[Saved entries]
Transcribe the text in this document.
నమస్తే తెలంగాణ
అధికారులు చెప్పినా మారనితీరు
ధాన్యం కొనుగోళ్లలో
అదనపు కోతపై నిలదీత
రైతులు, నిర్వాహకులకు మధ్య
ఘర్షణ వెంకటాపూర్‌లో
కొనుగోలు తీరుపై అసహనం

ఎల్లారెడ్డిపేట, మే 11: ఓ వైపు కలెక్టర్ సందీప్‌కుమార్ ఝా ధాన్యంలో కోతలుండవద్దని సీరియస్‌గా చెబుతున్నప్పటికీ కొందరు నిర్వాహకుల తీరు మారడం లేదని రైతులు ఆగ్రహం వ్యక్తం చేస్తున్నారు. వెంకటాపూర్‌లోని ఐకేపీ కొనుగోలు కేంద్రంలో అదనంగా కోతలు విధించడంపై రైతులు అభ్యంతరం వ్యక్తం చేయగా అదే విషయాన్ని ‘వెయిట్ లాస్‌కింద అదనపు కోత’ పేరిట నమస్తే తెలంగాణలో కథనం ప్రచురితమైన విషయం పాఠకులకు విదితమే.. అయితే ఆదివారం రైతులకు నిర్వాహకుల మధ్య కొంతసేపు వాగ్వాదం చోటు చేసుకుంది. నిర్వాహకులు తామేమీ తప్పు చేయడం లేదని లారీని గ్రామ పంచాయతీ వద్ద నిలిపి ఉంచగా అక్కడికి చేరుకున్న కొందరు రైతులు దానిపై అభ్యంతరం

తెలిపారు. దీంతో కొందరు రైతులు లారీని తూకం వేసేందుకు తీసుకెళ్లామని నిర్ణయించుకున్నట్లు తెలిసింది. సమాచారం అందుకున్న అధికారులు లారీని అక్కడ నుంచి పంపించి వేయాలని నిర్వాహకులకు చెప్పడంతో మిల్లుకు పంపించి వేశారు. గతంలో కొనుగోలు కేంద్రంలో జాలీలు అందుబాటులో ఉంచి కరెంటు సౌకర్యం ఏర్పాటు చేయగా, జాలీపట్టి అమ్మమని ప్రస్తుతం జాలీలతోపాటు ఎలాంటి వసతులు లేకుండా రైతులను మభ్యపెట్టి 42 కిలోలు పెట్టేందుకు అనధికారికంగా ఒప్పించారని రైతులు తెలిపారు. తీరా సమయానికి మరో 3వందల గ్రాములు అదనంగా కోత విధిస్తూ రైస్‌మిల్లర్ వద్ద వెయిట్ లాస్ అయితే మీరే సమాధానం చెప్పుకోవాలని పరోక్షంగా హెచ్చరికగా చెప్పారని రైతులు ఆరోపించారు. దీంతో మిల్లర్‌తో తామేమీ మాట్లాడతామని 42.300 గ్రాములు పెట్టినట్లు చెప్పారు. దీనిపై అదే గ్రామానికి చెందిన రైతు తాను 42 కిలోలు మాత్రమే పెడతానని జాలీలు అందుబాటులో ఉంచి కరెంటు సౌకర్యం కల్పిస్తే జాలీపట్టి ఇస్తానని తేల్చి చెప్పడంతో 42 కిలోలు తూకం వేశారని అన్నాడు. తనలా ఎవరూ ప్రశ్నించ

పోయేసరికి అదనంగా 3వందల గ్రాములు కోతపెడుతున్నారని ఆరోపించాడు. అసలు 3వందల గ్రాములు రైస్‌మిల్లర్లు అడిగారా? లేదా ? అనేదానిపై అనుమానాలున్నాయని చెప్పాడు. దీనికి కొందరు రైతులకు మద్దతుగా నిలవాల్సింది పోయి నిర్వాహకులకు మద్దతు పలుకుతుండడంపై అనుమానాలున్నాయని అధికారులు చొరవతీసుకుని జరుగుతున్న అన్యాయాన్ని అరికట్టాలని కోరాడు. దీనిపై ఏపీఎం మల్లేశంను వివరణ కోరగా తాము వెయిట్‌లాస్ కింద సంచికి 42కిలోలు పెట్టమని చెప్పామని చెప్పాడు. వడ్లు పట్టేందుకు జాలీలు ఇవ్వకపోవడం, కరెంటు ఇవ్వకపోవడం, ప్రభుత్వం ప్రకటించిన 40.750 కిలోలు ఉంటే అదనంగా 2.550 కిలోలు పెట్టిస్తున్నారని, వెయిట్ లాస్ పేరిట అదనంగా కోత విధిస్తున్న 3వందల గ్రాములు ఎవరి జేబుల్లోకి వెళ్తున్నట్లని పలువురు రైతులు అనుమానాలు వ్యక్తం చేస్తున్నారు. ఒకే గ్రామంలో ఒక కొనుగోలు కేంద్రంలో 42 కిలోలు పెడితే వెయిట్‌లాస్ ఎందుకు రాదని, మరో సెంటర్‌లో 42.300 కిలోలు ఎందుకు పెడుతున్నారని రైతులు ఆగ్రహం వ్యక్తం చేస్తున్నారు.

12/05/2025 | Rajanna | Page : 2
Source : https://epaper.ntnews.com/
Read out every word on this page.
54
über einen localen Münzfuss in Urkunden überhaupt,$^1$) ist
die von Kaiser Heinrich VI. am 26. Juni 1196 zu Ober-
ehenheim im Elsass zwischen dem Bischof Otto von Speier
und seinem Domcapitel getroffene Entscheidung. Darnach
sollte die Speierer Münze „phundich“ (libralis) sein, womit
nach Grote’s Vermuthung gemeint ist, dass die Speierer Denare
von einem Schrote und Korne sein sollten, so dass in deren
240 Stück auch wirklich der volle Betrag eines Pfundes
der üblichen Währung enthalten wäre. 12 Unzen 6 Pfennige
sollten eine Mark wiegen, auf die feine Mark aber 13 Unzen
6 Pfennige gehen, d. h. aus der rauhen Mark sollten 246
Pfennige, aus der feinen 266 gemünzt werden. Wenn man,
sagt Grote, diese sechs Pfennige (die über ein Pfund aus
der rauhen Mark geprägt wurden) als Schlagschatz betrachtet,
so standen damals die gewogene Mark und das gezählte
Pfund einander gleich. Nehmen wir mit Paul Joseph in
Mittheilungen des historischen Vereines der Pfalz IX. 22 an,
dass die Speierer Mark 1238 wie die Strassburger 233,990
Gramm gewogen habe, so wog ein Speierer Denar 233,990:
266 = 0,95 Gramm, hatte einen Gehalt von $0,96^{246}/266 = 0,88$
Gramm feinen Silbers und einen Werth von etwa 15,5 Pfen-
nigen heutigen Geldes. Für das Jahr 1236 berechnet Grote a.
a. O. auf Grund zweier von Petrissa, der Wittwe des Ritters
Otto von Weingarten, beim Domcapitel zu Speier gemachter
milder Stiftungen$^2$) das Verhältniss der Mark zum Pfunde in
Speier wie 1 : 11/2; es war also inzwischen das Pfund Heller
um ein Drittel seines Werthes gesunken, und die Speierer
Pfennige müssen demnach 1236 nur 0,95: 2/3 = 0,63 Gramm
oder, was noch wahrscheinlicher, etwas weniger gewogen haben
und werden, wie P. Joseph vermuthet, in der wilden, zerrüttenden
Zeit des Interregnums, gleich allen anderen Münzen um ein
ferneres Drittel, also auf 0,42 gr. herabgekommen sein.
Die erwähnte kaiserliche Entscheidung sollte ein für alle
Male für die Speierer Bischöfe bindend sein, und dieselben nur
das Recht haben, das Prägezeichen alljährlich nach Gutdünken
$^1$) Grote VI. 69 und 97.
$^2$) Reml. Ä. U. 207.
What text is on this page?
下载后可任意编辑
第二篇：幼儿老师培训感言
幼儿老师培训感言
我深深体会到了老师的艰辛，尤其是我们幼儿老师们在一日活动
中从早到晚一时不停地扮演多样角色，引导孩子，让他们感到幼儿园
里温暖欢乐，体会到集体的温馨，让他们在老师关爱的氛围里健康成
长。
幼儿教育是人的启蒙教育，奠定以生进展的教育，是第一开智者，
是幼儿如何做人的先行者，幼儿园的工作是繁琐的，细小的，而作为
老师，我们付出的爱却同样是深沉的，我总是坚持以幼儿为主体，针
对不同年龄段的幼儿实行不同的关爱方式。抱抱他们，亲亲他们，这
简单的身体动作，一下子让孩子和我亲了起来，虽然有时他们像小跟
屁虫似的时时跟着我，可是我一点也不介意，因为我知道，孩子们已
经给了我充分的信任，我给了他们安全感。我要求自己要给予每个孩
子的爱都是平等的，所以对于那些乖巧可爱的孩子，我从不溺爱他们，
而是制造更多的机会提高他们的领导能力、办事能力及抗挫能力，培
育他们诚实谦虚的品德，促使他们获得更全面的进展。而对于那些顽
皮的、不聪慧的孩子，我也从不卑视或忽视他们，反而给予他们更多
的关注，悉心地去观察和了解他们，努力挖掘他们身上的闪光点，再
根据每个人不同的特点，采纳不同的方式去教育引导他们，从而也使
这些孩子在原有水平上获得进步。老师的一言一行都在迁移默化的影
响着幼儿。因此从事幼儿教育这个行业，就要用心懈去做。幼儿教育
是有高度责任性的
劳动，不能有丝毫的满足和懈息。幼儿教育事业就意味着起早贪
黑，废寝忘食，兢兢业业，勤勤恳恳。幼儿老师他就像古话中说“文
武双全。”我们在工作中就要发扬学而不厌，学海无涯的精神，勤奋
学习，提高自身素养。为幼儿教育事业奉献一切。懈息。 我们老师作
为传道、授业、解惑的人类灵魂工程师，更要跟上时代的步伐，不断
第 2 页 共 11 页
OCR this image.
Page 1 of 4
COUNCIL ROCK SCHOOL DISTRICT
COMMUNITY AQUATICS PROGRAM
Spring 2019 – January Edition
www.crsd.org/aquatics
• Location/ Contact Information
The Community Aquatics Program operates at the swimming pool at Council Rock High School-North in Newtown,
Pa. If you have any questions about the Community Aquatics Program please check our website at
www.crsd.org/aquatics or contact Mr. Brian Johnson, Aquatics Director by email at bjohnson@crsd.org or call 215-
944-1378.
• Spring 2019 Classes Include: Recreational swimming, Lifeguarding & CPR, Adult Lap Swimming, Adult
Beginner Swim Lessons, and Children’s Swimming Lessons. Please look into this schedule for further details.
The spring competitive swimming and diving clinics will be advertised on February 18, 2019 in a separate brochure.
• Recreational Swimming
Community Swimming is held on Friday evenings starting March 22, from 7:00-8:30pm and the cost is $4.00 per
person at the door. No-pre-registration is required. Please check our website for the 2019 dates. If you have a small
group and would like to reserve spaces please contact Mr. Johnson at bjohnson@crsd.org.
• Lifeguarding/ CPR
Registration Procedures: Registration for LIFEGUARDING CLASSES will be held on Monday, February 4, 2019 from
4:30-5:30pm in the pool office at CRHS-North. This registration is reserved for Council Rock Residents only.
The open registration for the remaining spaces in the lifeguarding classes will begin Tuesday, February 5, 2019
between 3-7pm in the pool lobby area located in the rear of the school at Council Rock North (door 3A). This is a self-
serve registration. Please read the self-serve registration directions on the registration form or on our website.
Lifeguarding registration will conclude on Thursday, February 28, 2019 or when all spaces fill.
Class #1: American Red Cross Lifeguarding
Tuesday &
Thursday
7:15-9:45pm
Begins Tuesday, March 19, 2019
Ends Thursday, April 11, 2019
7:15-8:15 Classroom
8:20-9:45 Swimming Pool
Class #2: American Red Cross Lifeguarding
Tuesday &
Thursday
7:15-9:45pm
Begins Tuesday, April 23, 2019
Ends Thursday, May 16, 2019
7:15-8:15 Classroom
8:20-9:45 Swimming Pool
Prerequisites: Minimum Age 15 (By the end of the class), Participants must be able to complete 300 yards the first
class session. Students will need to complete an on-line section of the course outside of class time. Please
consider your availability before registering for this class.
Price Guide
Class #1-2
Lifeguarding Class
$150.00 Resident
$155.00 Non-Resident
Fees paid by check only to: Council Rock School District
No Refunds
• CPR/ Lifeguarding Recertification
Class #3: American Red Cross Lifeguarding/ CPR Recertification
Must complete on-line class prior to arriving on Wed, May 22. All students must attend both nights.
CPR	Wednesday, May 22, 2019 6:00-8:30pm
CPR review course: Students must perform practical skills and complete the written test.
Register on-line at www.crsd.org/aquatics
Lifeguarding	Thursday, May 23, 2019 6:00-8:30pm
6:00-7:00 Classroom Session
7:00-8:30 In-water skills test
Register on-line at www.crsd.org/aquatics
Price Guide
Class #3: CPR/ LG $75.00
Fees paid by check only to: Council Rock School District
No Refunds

**SET EXERCISE:** Provide the number of lines containing the string "gleich", with no other output.

**CORRECT OUTPUT:** 2